··· Material for this task
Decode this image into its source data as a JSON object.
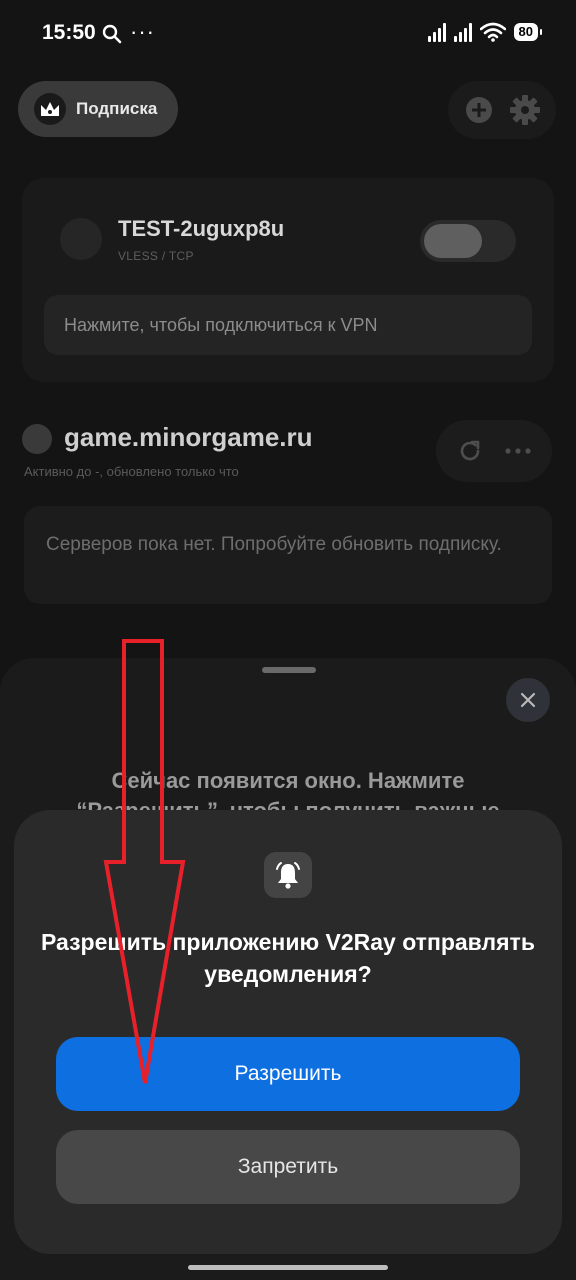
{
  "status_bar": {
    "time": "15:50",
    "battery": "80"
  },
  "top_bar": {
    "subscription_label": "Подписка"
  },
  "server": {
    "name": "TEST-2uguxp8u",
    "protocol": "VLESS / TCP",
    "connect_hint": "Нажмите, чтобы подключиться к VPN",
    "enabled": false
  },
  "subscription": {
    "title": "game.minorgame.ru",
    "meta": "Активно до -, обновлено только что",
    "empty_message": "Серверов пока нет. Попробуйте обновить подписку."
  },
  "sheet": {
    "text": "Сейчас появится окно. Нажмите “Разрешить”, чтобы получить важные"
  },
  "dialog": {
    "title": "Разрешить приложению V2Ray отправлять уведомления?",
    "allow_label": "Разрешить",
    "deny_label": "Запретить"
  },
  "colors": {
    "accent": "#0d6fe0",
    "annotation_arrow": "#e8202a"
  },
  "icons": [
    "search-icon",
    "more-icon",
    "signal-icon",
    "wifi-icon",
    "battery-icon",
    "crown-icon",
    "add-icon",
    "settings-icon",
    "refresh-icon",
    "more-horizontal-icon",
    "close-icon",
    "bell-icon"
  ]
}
······
● **Problem details**: Print all entries exactly. The images do not belong in the copy.

● **Answer to the exercise**:
Decode this image into its source data as a JSON object.
{
  "status_bar": {
    "time": "15:50",
    "battery": "80"
  },
  "top_bar": {
    "subscription_label": "Подписка"
  },
  "server": {
    "name": "TEST-2uguxp8u",
    "protocol": "VLESS / TCP",
    "connect_hint": "Нажмите, чтобы подключиться к VPN",
    "enabled": false
  },
  "subscription": {
    "title": "game.minorgame.ru",
    "meta": "Активно до -, обновлено только что",
    "empty_message": "Серверов пока нет. Попробуйте обновить подписку."
  },
  "sheet": {
    "text": "Сейчас появится окно. Нажмите “Разрешить”, чтобы получить важные"
  },
  "dialog": {
    "title": "Разрешить приложению V2Ray отправлять уведомления?",
    "allow_label": "Разрешить",
    "deny_label": "Запретить"
  },
  "colors": {
    "accent": "#0d6fe0",
    "annotation_arrow": "#e8202a"
  },
  "icons": [
    "search-icon",
    "more-icon",
    "signal-icon",
    "wifi-icon",
    "battery-icon",
    "crown-icon",
    "add-icon",
    "settings-icon",
    "refresh-icon",
    "more-horizontal-icon",
    "close-icon",
    "bell-icon"
  ]
}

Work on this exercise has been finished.